** start **

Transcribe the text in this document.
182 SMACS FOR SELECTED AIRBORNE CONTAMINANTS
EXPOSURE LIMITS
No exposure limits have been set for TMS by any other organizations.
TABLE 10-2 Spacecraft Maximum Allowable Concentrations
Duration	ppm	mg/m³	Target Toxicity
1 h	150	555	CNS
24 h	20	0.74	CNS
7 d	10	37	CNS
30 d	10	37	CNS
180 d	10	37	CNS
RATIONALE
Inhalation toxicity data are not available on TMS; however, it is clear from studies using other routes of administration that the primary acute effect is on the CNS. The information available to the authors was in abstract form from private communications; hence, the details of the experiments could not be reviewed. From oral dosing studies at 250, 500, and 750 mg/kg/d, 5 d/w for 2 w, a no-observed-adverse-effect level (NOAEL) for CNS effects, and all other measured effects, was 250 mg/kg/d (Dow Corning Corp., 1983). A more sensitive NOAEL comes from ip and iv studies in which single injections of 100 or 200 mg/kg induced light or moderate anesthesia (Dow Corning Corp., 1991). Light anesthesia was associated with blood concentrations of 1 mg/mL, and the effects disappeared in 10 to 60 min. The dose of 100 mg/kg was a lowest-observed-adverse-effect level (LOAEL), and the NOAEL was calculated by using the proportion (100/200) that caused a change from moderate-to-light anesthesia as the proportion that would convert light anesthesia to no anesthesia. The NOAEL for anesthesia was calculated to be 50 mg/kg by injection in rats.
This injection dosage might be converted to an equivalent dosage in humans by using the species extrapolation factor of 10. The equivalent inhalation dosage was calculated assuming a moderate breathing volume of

** end **

> [Exercise requirements]:
Write the entries again, exactly as they stand.

> [Expected output]:
Transcribe the text in this document.
182 SMACS FOR SELECTED AIRBORNE CONTAMINANTS
EXPOSURE LIMITS
No exposure limits have been set for TMS by any other organizations.
TABLE 10-2 Spacecraft Maximum Allowable Concentrations
Duration	ppm	mg/m³	Target Toxicity
1 h	150	555	CNS
24 h	20	0.74	CNS
7 d	10	37	CNS
30 d	10	37	CNS
180 d	10	37	CNS
RATIONALE
Inhalation toxicity data are not available on TMS; however, it is clear from studies using other routes of administration that the primary acute effect is on the CNS. The information available to the authors was in abstract form from private communications; hence, the details of the experiments could not be reviewed. From oral dosing studies at 250, 500, and 750 mg/kg/d, 5 d/w for 2 w, a no-observed-adverse-effect level (NOAEL) for CNS effects, and all other measured effects, was 250 mg/kg/d (Dow Corning Corp., 1983). A more sensitive NOAEL comes from ip and iv studies in which single injections of 100 or 200 mg/kg induced light or moderate anesthesia (Dow Corning Corp., 1991). Light anesthesia was associated with blood concentrations of 1 mg/mL, and the effects disappeared in 10 to 60 min. The dose of 100 mg/kg was a lowest-observed-adverse-effect level (LOAEL), and the NOAEL was calculated by using the proportion (100/200) that caused a change from moderate-to-light anesthesia as the proportion that would convert light anesthesia to no anesthesia. The NOAEL for anesthesia was calculated to be 50 mg/kg by injection in rats.
This injection dosage might be converted to an equivalent dosage in humans by using the species extrapolation factor of 10. The equivalent inhalation dosage was calculated assuming a moderate breathing volume of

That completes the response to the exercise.